(Dataset records)
— start —

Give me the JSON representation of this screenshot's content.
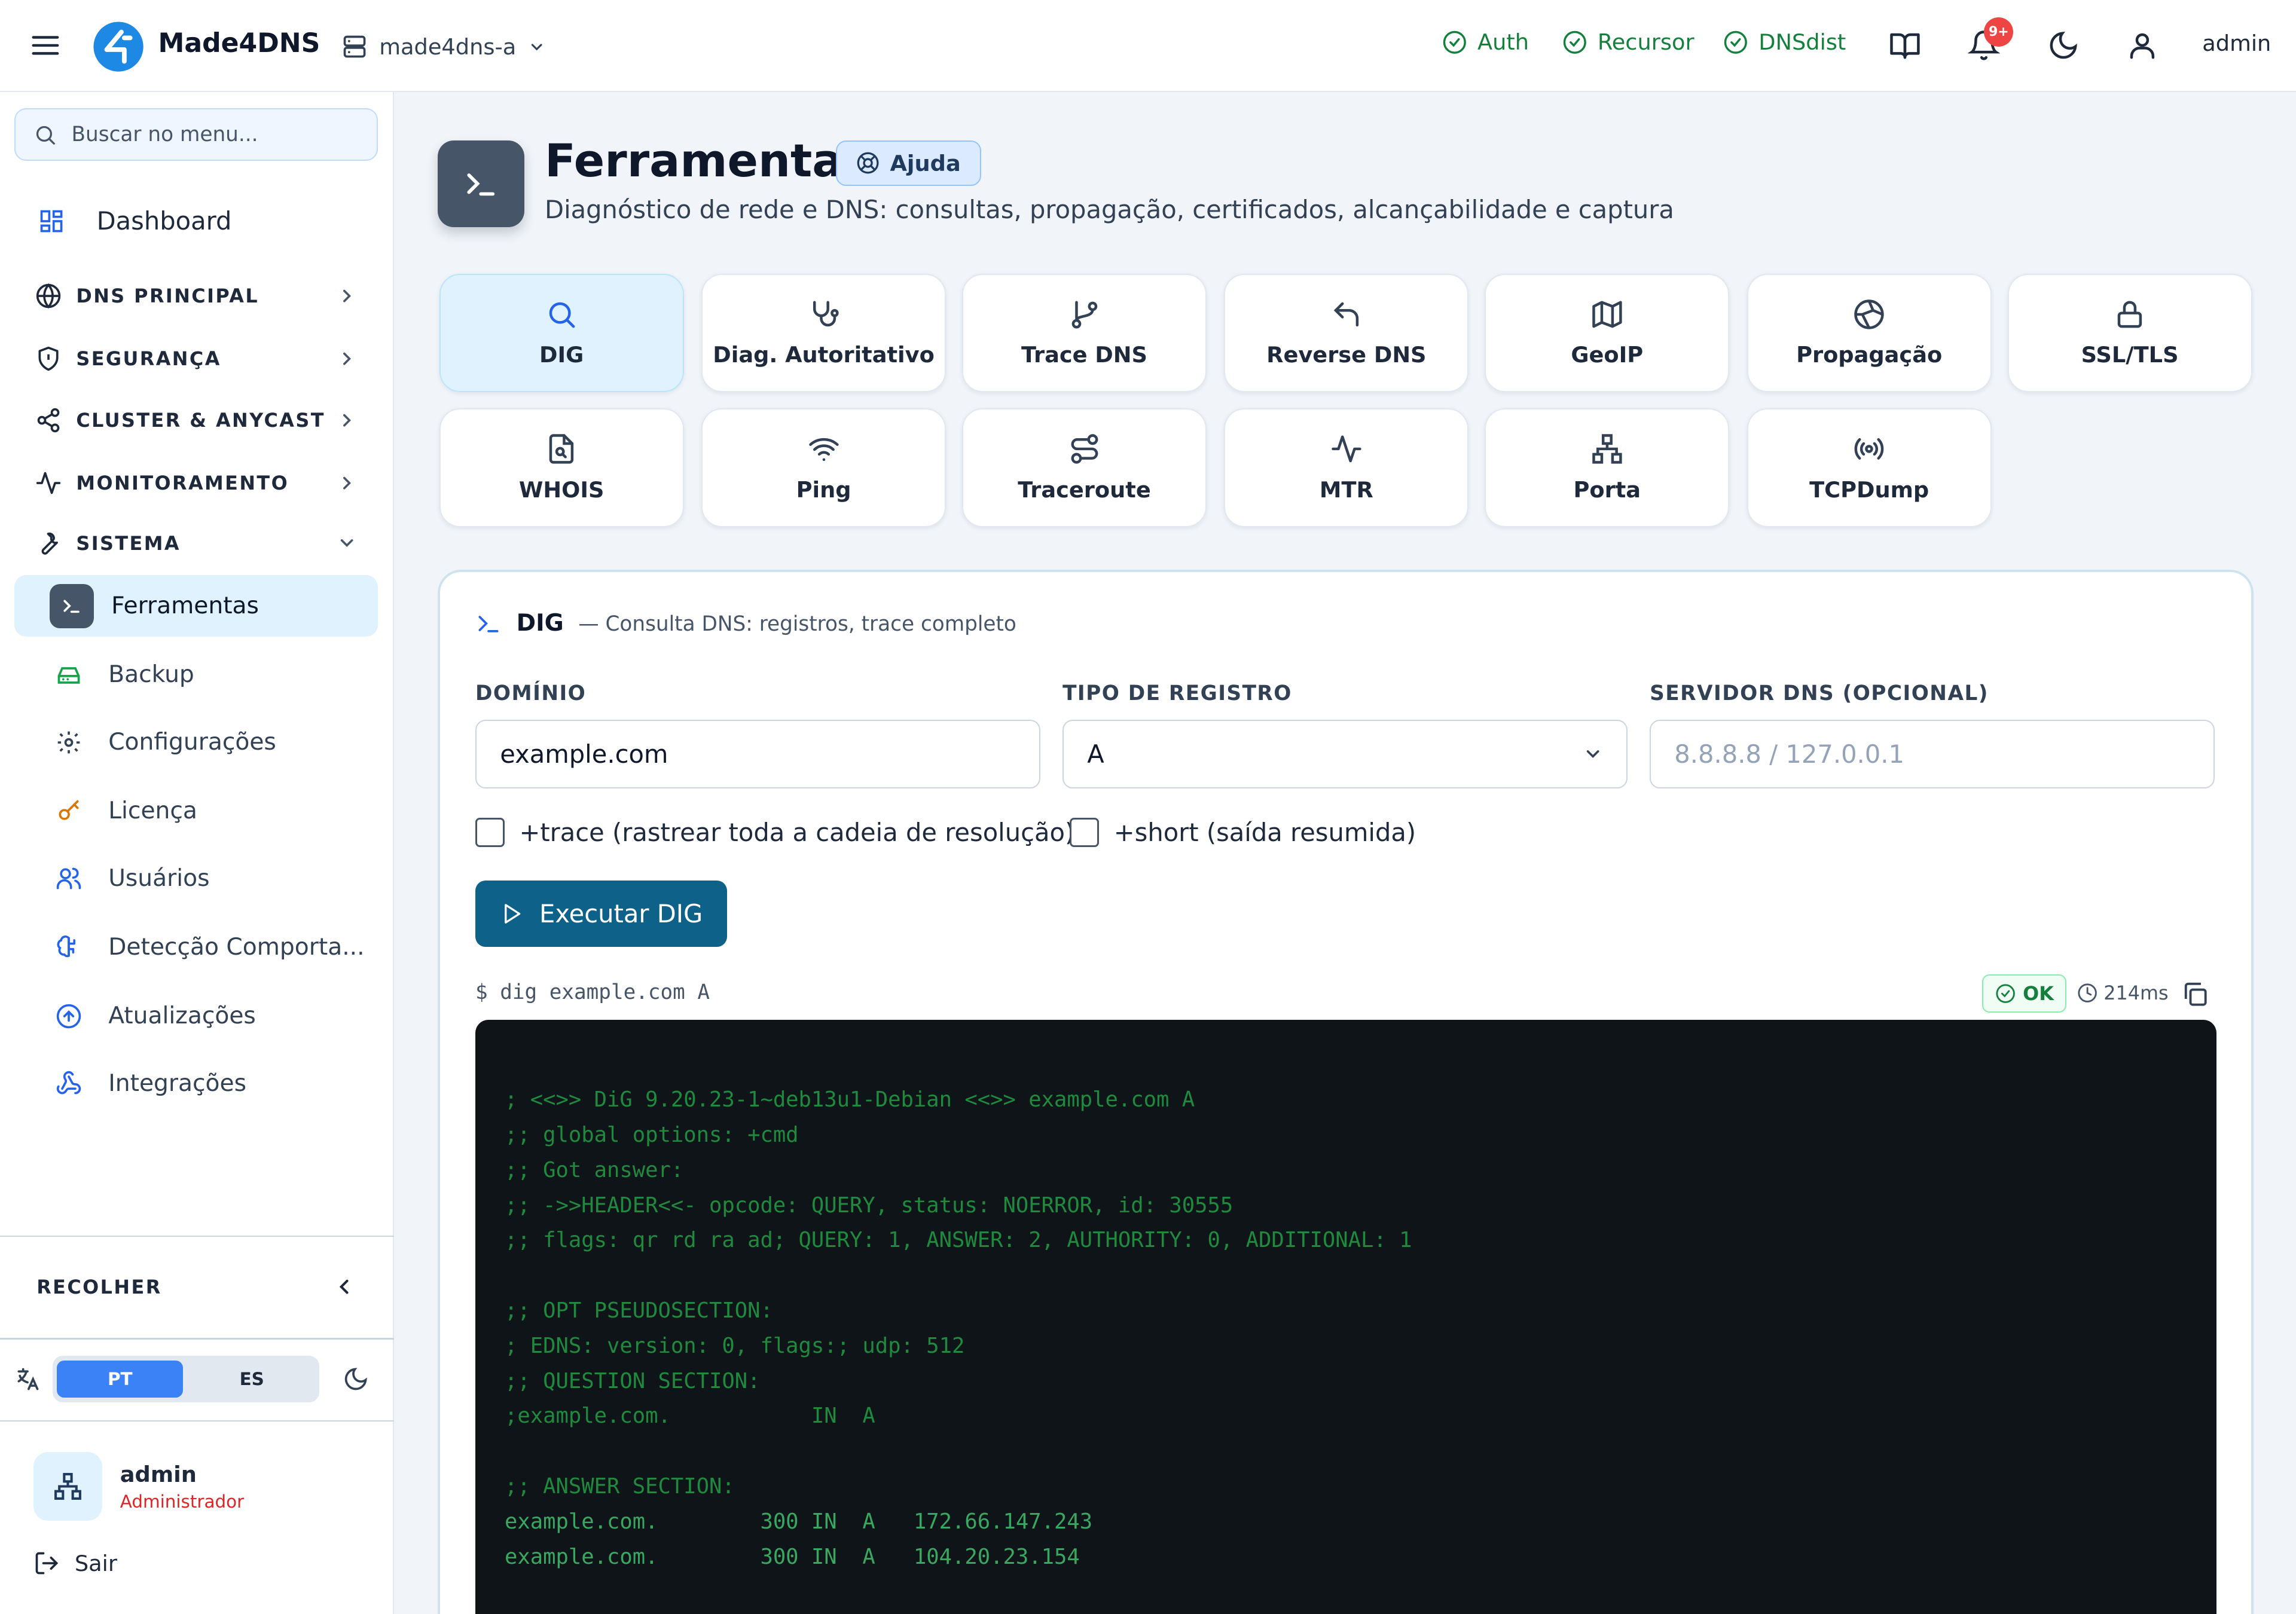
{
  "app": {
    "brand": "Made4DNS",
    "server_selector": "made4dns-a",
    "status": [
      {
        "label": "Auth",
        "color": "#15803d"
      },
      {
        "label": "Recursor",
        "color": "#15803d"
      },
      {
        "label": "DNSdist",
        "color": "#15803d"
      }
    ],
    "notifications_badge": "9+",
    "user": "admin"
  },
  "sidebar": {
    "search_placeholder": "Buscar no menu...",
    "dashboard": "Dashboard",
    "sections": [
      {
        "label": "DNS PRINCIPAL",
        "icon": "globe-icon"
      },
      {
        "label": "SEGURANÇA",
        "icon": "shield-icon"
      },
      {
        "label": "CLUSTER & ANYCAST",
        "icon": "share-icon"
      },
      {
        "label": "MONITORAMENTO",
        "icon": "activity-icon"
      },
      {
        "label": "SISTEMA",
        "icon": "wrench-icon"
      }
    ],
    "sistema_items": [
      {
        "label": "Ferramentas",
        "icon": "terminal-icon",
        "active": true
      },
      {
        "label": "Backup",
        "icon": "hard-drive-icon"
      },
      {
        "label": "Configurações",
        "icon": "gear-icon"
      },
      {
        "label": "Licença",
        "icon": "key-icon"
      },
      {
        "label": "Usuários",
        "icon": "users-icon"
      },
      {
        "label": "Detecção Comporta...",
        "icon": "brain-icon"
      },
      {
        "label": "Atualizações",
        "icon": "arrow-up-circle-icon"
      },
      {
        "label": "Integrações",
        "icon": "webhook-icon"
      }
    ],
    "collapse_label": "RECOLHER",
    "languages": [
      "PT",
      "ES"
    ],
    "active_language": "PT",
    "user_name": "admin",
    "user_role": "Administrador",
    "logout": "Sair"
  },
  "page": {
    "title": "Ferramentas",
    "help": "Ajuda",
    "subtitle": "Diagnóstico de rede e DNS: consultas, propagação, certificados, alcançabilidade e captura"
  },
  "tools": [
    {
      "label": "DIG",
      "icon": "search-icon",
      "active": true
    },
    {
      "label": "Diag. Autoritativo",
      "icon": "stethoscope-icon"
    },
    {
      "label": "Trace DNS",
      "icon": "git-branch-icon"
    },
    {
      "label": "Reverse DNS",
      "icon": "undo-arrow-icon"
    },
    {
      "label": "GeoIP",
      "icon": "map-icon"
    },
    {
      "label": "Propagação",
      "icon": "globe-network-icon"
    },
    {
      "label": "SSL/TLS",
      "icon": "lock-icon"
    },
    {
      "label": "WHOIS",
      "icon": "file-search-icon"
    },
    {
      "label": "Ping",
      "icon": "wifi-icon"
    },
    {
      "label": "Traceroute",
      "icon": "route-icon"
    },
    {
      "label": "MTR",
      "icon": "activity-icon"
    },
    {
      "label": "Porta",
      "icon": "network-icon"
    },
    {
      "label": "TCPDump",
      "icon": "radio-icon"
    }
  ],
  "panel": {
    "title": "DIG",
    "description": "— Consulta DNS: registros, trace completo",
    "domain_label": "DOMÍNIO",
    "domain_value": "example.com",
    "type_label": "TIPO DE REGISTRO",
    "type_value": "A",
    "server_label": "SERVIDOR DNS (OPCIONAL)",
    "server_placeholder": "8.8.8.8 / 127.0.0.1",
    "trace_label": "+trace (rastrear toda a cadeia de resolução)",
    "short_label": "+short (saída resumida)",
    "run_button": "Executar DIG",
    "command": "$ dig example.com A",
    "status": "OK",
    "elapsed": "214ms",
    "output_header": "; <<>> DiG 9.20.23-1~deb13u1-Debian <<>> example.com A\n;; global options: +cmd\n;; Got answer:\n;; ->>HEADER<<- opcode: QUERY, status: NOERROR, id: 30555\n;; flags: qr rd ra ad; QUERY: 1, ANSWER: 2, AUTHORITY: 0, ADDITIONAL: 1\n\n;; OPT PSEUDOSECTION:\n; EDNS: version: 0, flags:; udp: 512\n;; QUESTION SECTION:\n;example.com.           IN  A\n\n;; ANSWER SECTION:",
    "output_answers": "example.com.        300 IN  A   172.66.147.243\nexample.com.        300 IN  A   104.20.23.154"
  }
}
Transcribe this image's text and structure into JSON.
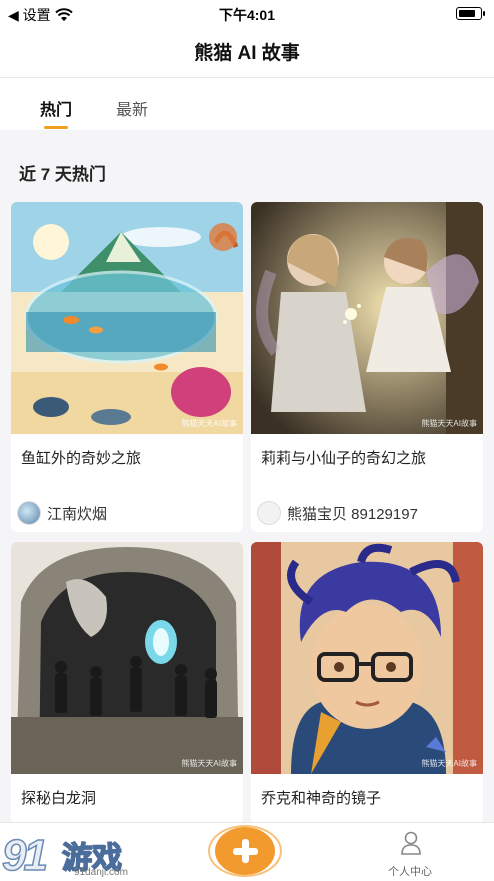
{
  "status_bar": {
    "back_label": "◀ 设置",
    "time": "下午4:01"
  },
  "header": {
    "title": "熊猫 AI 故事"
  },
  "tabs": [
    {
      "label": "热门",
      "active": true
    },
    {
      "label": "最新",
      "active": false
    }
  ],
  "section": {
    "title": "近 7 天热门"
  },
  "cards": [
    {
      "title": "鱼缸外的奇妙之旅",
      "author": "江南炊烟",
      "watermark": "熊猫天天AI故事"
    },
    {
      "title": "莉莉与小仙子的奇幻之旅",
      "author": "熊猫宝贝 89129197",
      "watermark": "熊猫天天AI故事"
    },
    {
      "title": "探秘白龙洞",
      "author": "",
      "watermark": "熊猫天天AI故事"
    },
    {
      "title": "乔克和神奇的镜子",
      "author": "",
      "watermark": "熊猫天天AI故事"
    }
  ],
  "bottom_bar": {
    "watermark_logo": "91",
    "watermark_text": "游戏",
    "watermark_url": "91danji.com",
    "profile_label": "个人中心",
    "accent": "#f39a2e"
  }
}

— end —

**WHAT YOU NEED TO DO**
Read the lines above. Gather those in which the string "JSON" is found.

**COMPLETE OUTPUT**
Give me the JSON representation of this screenshot's content.
Transcribe this image's text and structure into JSON.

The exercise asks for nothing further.